• INPUT FOR THIS TASK:
+ + +

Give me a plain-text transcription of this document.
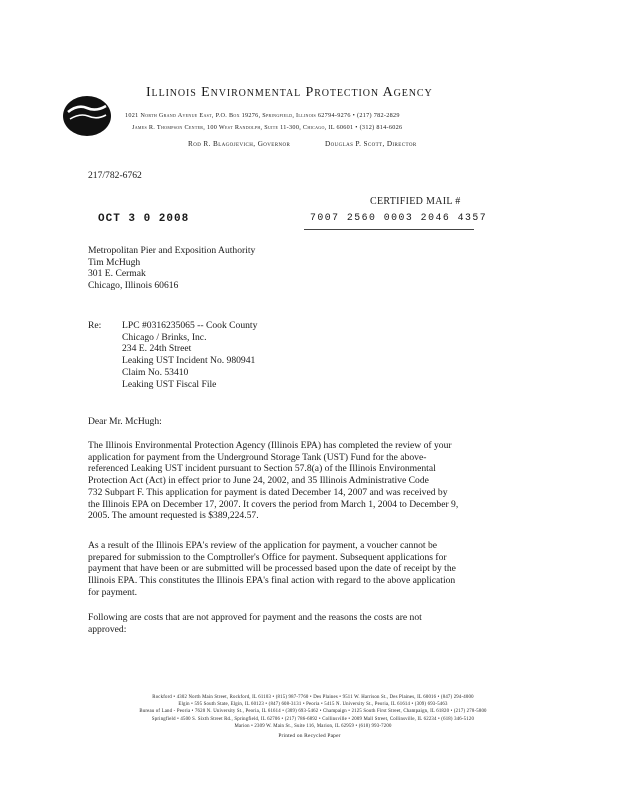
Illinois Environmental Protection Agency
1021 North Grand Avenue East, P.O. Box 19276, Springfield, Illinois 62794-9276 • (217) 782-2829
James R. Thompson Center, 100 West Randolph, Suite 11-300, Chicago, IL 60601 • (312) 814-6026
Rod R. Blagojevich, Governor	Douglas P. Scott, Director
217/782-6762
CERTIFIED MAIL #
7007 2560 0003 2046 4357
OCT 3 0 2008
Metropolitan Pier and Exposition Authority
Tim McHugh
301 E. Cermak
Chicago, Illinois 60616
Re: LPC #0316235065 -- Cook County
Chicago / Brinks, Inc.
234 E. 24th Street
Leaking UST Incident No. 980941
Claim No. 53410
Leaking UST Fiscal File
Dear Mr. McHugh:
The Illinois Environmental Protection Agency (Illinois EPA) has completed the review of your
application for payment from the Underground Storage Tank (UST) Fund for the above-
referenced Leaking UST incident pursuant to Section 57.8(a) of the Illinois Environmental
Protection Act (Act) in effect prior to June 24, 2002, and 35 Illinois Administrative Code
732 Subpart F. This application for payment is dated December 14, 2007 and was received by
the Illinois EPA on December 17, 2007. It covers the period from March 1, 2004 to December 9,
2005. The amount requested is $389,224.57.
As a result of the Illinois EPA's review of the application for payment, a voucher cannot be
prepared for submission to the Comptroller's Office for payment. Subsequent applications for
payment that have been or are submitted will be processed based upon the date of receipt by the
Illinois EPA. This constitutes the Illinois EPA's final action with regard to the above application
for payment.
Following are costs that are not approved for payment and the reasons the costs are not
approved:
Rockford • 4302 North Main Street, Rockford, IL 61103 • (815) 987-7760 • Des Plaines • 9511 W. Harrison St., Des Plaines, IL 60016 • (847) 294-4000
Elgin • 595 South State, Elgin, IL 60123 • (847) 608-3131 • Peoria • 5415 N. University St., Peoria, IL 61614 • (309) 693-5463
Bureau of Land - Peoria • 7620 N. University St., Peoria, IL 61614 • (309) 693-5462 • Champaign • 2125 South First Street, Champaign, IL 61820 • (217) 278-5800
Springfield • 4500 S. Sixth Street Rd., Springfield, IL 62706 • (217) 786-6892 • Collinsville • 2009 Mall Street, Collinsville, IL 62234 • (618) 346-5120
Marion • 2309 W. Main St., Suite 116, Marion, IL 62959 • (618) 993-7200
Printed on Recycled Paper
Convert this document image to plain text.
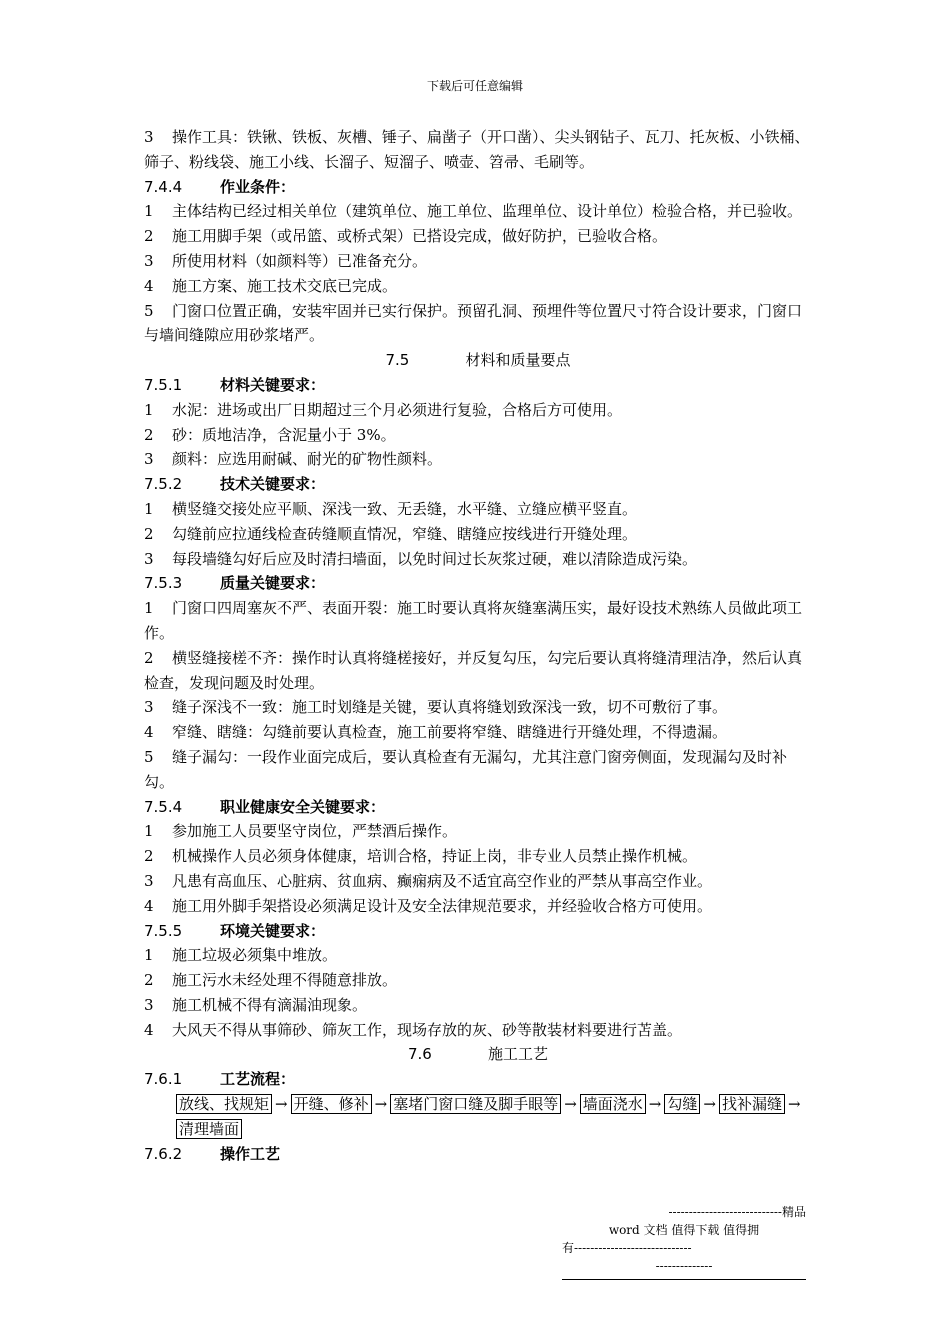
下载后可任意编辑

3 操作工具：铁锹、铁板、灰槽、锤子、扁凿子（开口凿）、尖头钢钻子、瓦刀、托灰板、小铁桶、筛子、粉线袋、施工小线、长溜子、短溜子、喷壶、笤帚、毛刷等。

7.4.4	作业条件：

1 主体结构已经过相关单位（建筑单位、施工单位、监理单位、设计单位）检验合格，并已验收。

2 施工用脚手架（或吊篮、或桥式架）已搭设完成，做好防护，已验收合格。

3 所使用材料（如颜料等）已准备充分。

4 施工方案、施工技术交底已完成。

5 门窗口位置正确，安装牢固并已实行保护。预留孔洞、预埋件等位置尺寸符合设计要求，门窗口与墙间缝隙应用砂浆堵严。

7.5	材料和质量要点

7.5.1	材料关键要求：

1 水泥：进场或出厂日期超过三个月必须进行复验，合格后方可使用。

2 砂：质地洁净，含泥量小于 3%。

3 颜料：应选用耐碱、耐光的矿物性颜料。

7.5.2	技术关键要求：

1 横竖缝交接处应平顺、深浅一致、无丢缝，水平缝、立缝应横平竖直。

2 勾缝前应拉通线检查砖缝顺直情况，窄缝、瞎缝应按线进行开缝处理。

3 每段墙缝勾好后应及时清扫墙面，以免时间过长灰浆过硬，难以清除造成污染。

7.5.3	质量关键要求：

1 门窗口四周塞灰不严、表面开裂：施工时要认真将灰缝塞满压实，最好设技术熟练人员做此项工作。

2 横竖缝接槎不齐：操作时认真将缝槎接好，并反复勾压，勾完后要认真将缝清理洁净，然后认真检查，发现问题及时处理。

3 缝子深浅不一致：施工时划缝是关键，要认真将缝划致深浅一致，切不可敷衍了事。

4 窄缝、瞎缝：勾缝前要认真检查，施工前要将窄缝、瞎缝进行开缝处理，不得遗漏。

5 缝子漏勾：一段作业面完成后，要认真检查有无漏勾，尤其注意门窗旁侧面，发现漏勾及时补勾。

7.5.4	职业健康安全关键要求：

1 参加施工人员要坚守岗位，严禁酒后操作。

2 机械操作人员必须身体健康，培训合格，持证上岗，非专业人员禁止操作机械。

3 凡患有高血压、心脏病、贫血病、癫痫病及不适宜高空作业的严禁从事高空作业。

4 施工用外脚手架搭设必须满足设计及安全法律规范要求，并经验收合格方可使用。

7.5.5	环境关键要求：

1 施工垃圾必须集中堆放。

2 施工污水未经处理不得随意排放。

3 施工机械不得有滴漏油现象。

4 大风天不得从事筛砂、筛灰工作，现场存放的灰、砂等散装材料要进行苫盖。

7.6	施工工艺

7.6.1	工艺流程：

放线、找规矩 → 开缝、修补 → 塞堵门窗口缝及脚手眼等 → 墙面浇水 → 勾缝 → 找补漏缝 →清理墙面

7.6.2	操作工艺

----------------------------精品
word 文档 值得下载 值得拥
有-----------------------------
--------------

+ + +

• AIM: Show all lines from the listing above in which "approved" appears.

• ANSWER FOR THIS EXERCISE:
Following are costs that are not approved for payment and the reasons the costs are not
approved:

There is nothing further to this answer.